***** Data for this exercise

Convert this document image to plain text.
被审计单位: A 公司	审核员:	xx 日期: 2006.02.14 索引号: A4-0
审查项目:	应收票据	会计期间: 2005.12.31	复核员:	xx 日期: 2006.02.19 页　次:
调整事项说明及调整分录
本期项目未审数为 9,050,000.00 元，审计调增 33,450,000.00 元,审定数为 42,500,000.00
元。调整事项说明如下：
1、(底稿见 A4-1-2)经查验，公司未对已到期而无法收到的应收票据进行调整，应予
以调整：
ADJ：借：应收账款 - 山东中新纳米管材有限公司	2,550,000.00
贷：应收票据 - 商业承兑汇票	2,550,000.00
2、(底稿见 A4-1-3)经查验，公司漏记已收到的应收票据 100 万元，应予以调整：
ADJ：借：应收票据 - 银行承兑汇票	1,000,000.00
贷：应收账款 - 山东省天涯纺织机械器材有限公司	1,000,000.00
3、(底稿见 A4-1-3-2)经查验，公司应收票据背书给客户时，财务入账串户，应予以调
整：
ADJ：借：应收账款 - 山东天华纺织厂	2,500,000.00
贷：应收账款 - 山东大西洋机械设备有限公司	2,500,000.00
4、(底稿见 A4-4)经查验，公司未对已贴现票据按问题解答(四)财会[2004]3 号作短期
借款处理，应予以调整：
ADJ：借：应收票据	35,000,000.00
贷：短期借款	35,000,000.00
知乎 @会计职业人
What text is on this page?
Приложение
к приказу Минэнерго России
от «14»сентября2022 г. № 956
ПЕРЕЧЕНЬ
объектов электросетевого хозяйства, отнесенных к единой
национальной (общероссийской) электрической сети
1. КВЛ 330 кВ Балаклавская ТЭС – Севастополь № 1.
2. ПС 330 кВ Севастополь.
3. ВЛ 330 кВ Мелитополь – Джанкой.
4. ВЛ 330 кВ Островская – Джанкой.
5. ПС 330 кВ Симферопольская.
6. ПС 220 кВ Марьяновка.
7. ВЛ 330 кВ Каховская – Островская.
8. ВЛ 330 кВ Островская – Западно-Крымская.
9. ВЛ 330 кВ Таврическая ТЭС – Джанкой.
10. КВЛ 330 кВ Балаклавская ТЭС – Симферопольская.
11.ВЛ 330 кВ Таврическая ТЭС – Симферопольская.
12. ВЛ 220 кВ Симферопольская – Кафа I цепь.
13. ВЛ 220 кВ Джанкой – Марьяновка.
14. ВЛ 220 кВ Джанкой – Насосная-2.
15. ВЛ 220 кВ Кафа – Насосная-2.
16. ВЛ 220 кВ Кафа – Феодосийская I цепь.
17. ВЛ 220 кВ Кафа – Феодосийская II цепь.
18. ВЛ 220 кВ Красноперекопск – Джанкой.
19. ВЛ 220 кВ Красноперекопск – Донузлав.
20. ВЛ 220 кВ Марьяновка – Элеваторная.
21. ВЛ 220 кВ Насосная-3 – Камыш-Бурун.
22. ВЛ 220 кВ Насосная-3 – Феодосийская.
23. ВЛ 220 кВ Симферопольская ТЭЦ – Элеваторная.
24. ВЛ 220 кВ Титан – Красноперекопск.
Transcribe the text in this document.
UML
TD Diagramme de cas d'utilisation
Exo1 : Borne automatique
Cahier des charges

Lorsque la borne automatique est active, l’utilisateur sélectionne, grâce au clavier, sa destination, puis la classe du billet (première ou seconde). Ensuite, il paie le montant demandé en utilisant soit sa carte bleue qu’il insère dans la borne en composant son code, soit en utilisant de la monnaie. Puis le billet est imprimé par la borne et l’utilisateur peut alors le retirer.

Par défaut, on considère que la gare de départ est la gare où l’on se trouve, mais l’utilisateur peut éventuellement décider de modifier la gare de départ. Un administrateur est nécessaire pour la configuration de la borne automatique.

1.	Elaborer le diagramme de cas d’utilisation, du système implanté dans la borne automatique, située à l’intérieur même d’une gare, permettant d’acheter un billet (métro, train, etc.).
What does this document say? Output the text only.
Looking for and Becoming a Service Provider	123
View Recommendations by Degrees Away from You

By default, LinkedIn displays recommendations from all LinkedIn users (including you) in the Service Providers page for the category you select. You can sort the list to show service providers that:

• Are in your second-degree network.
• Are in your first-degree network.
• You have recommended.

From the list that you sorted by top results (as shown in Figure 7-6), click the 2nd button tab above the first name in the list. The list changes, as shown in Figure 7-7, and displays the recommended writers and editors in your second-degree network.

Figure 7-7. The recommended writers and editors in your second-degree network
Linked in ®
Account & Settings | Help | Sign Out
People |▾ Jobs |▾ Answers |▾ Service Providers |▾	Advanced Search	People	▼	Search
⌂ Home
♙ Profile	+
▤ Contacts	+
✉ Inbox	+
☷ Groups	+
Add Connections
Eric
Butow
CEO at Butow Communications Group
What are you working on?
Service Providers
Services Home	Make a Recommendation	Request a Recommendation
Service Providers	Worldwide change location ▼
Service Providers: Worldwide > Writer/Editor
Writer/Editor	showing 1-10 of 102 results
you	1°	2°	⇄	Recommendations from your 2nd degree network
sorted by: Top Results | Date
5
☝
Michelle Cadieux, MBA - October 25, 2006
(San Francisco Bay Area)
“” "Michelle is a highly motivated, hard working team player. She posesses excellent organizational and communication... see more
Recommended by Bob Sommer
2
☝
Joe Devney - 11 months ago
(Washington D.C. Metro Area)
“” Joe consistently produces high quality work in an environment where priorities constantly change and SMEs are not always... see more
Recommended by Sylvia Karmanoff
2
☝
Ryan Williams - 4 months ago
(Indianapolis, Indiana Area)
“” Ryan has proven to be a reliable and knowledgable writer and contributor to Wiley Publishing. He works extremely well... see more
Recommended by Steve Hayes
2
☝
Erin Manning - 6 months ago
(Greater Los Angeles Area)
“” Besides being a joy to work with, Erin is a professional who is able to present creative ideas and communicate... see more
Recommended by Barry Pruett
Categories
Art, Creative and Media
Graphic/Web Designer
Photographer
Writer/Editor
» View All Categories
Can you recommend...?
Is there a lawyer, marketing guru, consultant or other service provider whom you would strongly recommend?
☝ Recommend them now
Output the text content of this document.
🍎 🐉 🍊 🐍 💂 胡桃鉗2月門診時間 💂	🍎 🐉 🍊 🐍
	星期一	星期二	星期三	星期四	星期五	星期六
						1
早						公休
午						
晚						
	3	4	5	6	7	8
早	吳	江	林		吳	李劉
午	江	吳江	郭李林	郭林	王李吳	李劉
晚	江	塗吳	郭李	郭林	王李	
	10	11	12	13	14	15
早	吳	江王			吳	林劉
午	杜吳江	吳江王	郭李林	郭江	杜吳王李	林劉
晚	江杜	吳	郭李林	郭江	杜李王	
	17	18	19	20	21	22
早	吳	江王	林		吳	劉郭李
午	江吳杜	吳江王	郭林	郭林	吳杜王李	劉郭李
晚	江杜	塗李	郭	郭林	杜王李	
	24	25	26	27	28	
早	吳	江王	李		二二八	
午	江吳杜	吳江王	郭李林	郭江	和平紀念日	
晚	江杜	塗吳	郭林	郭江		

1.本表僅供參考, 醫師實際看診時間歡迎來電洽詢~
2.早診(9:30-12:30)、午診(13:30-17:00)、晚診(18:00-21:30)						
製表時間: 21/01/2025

**********

== Problem to solve ==
Every entry above needs to be quoted exactly.

== Solution for this problem ==
Convert this document image to plain text.
被审计单位: A 公司	审核员:	xx 日期: 2006.02.14 索引号: A4-0
审查项目:	应收票据	会计期间: 2005.12.31	复核员:	xx 日期: 2006.02.19 页　次:
调整事项说明及调整分录
本期项目未审数为 9,050,000.00 元，审计调增 33,450,000.00 元,审定数为 42,500,000.00
元。调整事项说明如下：
1、(底稿见 A4-1-2)经查验，公司未对已到期而无法收到的应收票据进行调整，应予
以调整：
ADJ：借：应收账款 - 山东中新纳米管材有限公司	2,550,000.00
贷：应收票据 - 商业承兑汇票	2,550,000.00
2、(底稿见 A4-1-3)经查验，公司漏记已收到的应收票据 100 万元，应予以调整：
ADJ：借：应收票据 - 银行承兑汇票	1,000,000.00
贷：应收账款 - 山东省天涯纺织机械器材有限公司	1,000,000.00
3、(底稿见 A4-1-3-2)经查验，公司应收票据背书给客户时，财务入账串户，应予以调
整：
ADJ：借：应收账款 - 山东天华纺织厂	2,500,000.00
贷：应收账款 - 山东大西洋机械设备有限公司	2,500,000.00
4、(底稿见 A4-4)经查验，公司未对已贴现票据按问题解答(四)财会[2004]3 号作短期
借款处理，应予以调整：
ADJ：借：应收票据	35,000,000.00
贷：短期借款	35,000,000.00
知乎 @会计职业人
What text is on this page?
Приложение
к приказу Минэнерго России
от «14»сентября2022 г. № 956
ПЕРЕЧЕНЬ
объектов электросетевого хозяйства, отнесенных к единой
национальной (общероссийской) электрической сети
1. КВЛ 330 кВ Балаклавская ТЭС – Севастополь № 1.
2. ПС 330 кВ Севастополь.
3. ВЛ 330 кВ Мелитополь – Джанкой.
4. ВЛ 330 кВ Островская – Джанкой.
5. ПС 330 кВ Симферопольская.
6. ПС 220 кВ Марьяновка.
7. ВЛ 330 кВ Каховская – Островская.
8. ВЛ 330 кВ Островская – Западно-Крымская.
9. ВЛ 330 кВ Таврическая ТЭС – Джанкой.
10. КВЛ 330 кВ Балаклавская ТЭС – Симферопольская.
11.ВЛ 330 кВ Таврическая ТЭС – Симферопольская.
12. ВЛ 220 кВ Симферопольская – Кафа I цепь.
13. ВЛ 220 кВ Джанкой – Марьяновка.
14. ВЛ 220 кВ Джанкой – Насосная-2.
15. ВЛ 220 кВ Кафа – Насосная-2.
16. ВЛ 220 кВ Кафа – Феодосийская I цепь.
17. ВЛ 220 кВ Кафа – Феодосийская II цепь.
18. ВЛ 220 кВ Красноперекопск – Джанкой.
19. ВЛ 220 кВ Красноперекопск – Донузлав.
20. ВЛ 220 кВ Марьяновка – Элеваторная.
21. ВЛ 220 кВ Насосная-3 – Камыш-Бурун.
22. ВЛ 220 кВ Насосная-3 – Феодосийская.
23. ВЛ 220 кВ Симферопольская ТЭЦ – Элеваторная.
24. ВЛ 220 кВ Титан – Красноперекопск.
Transcribe the text in this document.
UML
TD Diagramme de cas d'utilisation
Exo1 : Borne automatique
Cahier des charges

Lorsque la borne automatique est active, l’utilisateur sélectionne, grâce au clavier, sa destination, puis la classe du billet (première ou seconde). Ensuite, il paie le montant demandé en utilisant soit sa carte bleue qu’il insère dans la borne en composant son code, soit en utilisant de la monnaie. Puis le billet est imprimé par la borne et l’utilisateur peut alors le retirer.

Par défaut, on considère que la gare de départ est la gare où l’on se trouve, mais l’utilisateur peut éventuellement décider de modifier la gare de départ. Un administrateur est nécessaire pour la configuration de la borne automatique.

1.	Elaborer le diagramme de cas d’utilisation, du système implanté dans la borne automatique, située à l’intérieur même d’une gare, permettant d’acheter un billet (métro, train, etc.).
What does this document say? Output the text only.
Looking for and Becoming a Service Provider	123
View Recommendations by Degrees Away from You

By default, LinkedIn displays recommendations from all LinkedIn users (including you) in the Service Providers page for the category you select. You can sort the list to show service providers that:

• Are in your second-degree network.
• Are in your first-degree network.
• You have recommended.

From the list that you sorted by top results (as shown in Figure 7-6), click the 2nd button tab above the first name in the list. The list changes, as shown in Figure 7-7, and displays the recommended writers and editors in your second-degree network.

Figure 7-7. The recommended writers and editors in your second-degree network
Linked in ®
Account & Settings | Help | Sign Out
People |▾ Jobs |▾ Answers |▾ Service Providers |▾	Advanced Search	People	▼	Search
⌂ Home
♙ Profile	+
▤ Contacts	+
✉ Inbox	+
☷ Groups	+
Add Connections
Eric
Butow
CEO at Butow Communications Group
What are you working on?
Service Providers
Services Home	Make a Recommendation	Request a Recommendation
Service Providers	Worldwide change location ▼
Service Providers: Worldwide > Writer/Editor
Writer/Editor	showing 1-10 of 102 results
you	1°	2°	⇄	Recommendations from your 2nd degree network
sorted by: Top Results | Date
5
☝
Michelle Cadieux, MBA - October 25, 2006
(San Francisco Bay Area)
“” "Michelle is a highly motivated, hard working team player. She posesses excellent organizational and communication... see more
Recommended by Bob Sommer
2
☝
Joe Devney - 11 months ago
(Washington D.C. Metro Area)
“” Joe consistently produces high quality work in an environment where priorities constantly change and SMEs are not always... see more
Recommended by Sylvia Karmanoff
2
☝
Ryan Williams - 4 months ago
(Indianapolis, Indiana Area)
“” Ryan has proven to be a reliable and knowledgable writer and contributor to Wiley Publishing. He works extremely well... see more
Recommended by Steve Hayes
2
☝
Erin Manning - 6 months ago
(Greater Los Angeles Area)
“” Besides being a joy to work with, Erin is a professional who is able to present creative ideas and communicate... see more
Recommended by Barry Pruett
Categories
Art, Creative and Media
Graphic/Web Designer
Photographer
Writer/Editor
» View All Categories
Can you recommend...?
Is there a lawyer, marketing guru, consultant or other service provider whom you would strongly recommend?
☝ Recommend them now
Output the text content of this document.
🍎 🐉 🍊 🐍 💂 胡桃鉗2月門診時間 💂	🍎 🐉 🍊 🐍
	星期一	星期二	星期三	星期四	星期五	星期六
						1
早						公休
午						
晚						
	3	4	5	6	7	8
早	吳	江	林		吳	李劉
午	江	吳江	郭李林	郭林	王李吳	李劉
晚	江	塗吳	郭李	郭林	王李	
	10	11	12	13	14	15
早	吳	江王			吳	林劉
午	杜吳江	吳江王	郭李林	郭江	杜吳王李	林劉
晚	江杜	吳	郭李林	郭江	杜李王	
	17	18	19	20	21	22
早	吳	江王	林		吳	劉郭李
午	江吳杜	吳江王	郭林	郭林	吳杜王李	劉郭李
晚	江杜	塗李	郭	郭林	杜王李	
	24	25	26	27	28	
早	吳	江王	李		二二八	
午	江吳杜	吳江王	郭李林	郭江	和平紀念日	
晚	江杜	塗吳	郭林	郭江		

1.本表僅供參考, 醫師實際看診時間歡迎來電洽詢~
2.早診(9:30-12:30)、午診(13:30-17:00)、晚診(18:00-21:30)						
製表時間: 21/01/2025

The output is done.